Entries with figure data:
++++++++++++++++++++

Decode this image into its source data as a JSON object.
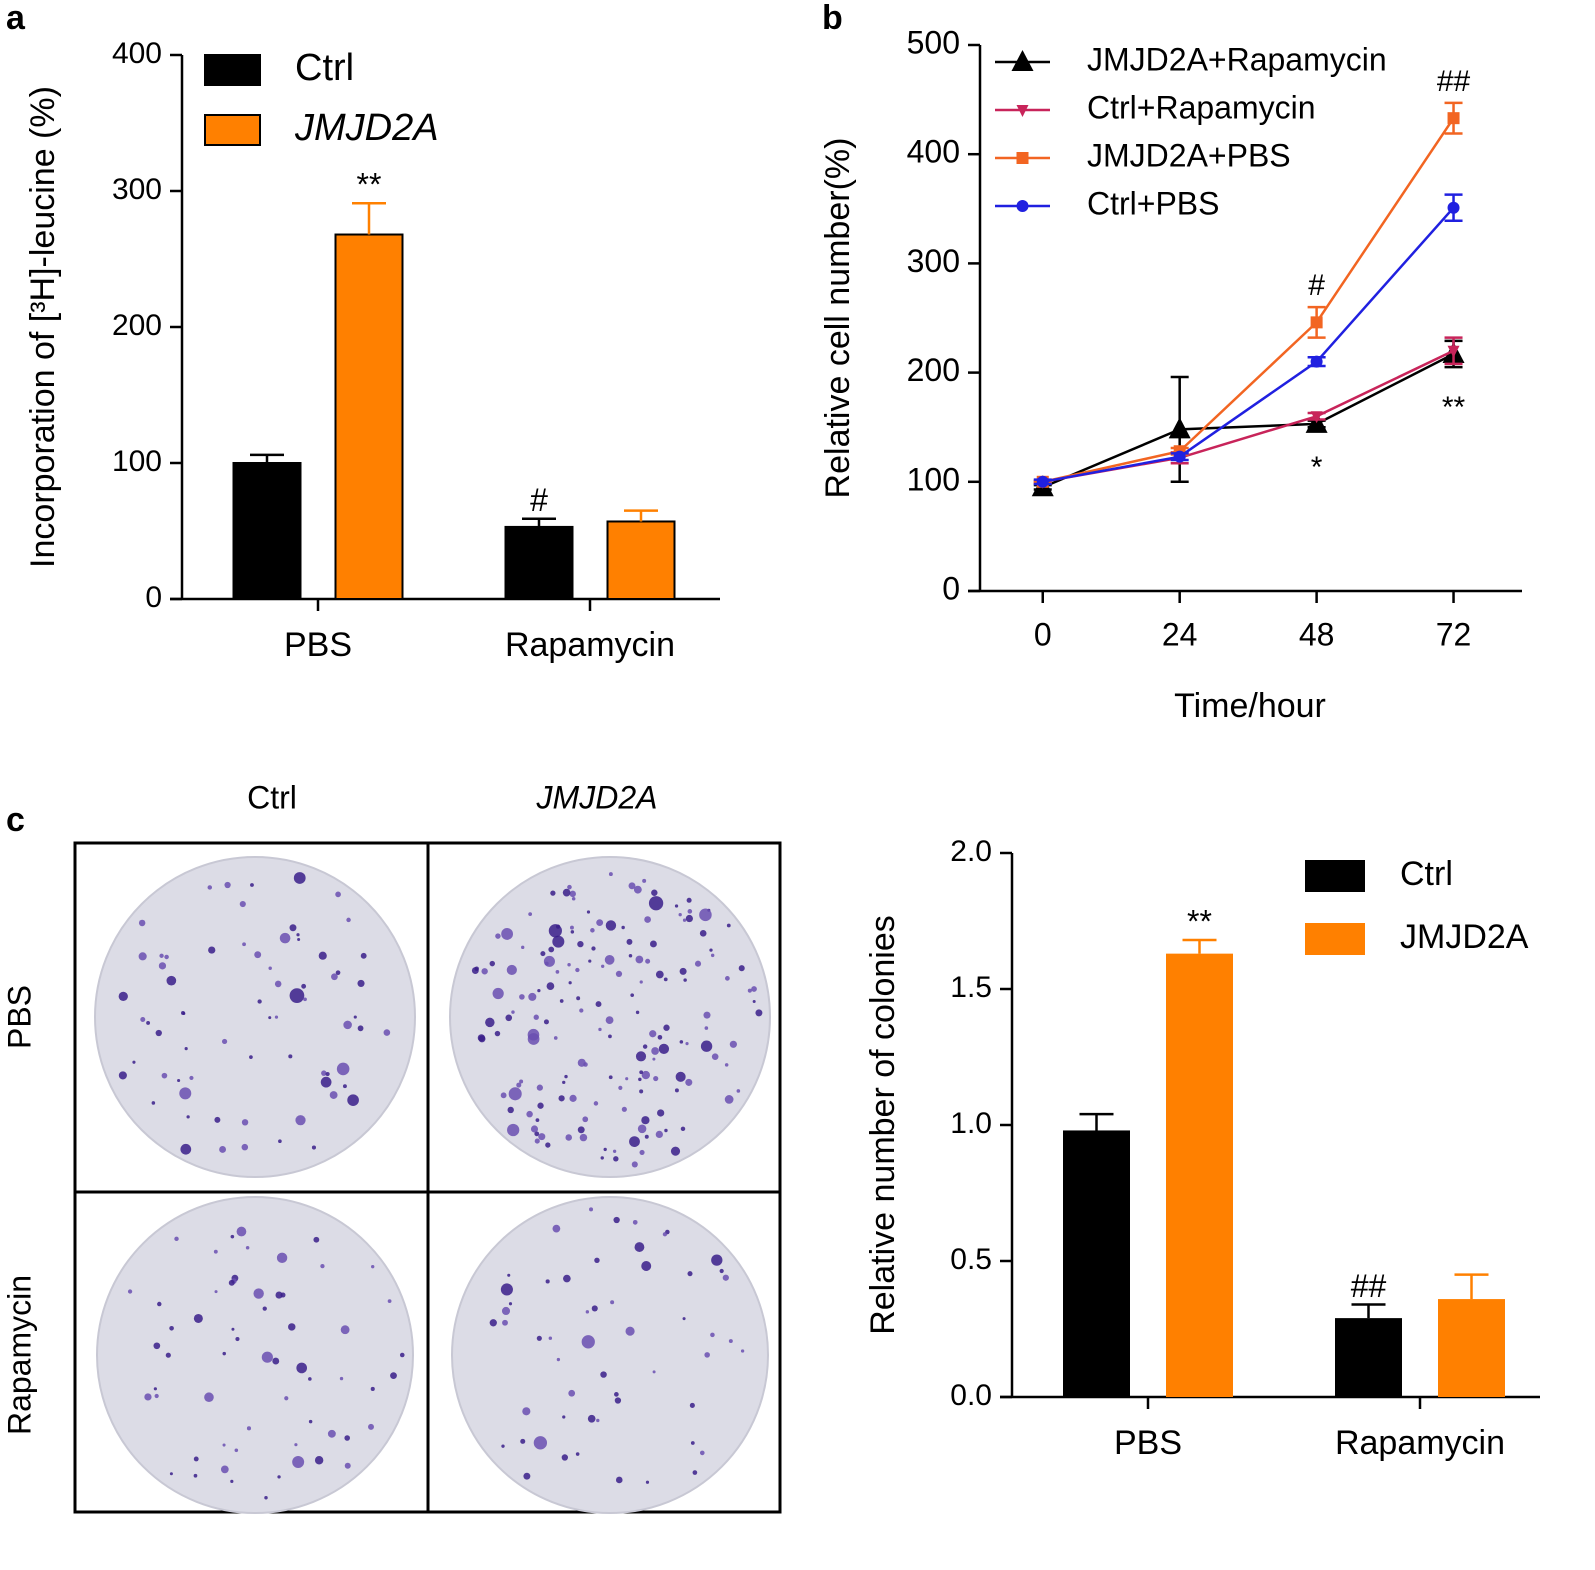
{
  "chart_data": [
    {
      "type": "bar",
      "panel": "a",
      "ylabel": "Incorporation of [³H]-leucine (%)",
      "categories": [
        "PBS",
        "Rapamycin"
      ],
      "series": [
        {
          "name": "Ctrl",
          "color": "#000000",
          "values": [
            100,
            53
          ],
          "errors": [
            6,
            6
          ],
          "annotations": [
            null,
            "#"
          ]
        },
        {
          "name": "JMJD2A",
          "color": "#ff8000",
          "values": [
            268,
            57
          ],
          "errors": [
            23,
            8
          ],
          "annotations": [
            "**",
            null
          ]
        }
      ],
      "ylim": [
        0,
        400
      ],
      "yticks": [
        0,
        100,
        200,
        300,
        400
      ]
    },
    {
      "type": "line",
      "panel": "b",
      "xlabel": "Time/hour",
      "ylabel": "Relative cell number(%)",
      "x": [
        0,
        24,
        48,
        72
      ],
      "series": [
        {
          "name": "JMJD2A+Rapamycin",
          "color": "#000000",
          "marker": "triangle",
          "values": [
            95,
            148,
            153,
            217
          ],
          "errors": [
            2,
            48,
            3,
            12
          ],
          "annotations": [
            null,
            null,
            "*",
            "**"
          ]
        },
        {
          "name": "Ctrl+Rapamycin",
          "color": "#c8245a",
          "marker": "down-triangle",
          "values": [
            100,
            122,
            160,
            220
          ],
          "errors": [
            1,
            5,
            3,
            12
          ],
          "annotations": [
            null,
            null,
            null,
            null
          ]
        },
        {
          "name": "JMJD2A+PBS",
          "color": "#f26522",
          "marker": "square",
          "values": [
            100,
            128,
            246,
            433
          ],
          "errors": [
            1,
            3,
            14,
            14
          ],
          "annotations": [
            null,
            null,
            "#",
            "##"
          ]
        },
        {
          "name": "Ctrl+PBS",
          "color": "#2020e0",
          "marker": "circle",
          "values": [
            100,
            123,
            210,
            351
          ],
          "errors": [
            2,
            3,
            4,
            12
          ],
          "annotations": [
            null,
            null,
            null,
            null
          ]
        }
      ],
      "xlim": [
        -11,
        84
      ],
      "xticks": [
        0,
        24,
        48,
        72
      ],
      "ylim": [
        0,
        500
      ],
      "yticks": [
        0,
        100,
        200,
        300,
        400,
        500
      ]
    },
    {
      "type": "bar",
      "ylabel": "Relative number of colonies",
      "categories": [
        "PBS",
        "Rapamycin"
      ],
      "series": [
        {
          "name": "Ctrl",
          "color": "#000000",
          "values": [
            0.98,
            0.29
          ],
          "errors": [
            0.06,
            0.05
          ],
          "annotations": [
            null,
            "##"
          ]
        },
        {
          "name": "JMJD2A",
          "color": "#ff8000",
          "values": [
            1.63,
            0.36
          ],
          "errors": [
            0.05,
            0.09
          ],
          "annotations": [
            "**",
            null
          ]
        }
      ],
      "ylim": [
        0,
        2
      ],
      "yticks": [
        {
          "value": 0,
          "label": "0.0"
        },
        {
          "value": 0.5,
          "label": "0.5"
        },
        {
          "value": 1,
          "label": "1.0"
        },
        {
          "value": 1.5,
          "label": "1.5"
        },
        {
          "value": 2,
          "label": "2.0"
        }
      ]
    }
  ],
  "plates": {
    "panel": "c",
    "columns": [
      "Ctrl",
      "JMJD2A"
    ],
    "rows": [
      "PBS",
      "Rapamycin"
    ]
  }
}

++++++++++++++++++++

The exercise:
Go through the records above and copy every line with the word "Ctrl".

Output of the task:
          "name": "Ctrl",
          "name": "Ctrl+Rapamycin",
          "name": "Ctrl+PBS",
          "name": "Ctrl",
      "Ctrl",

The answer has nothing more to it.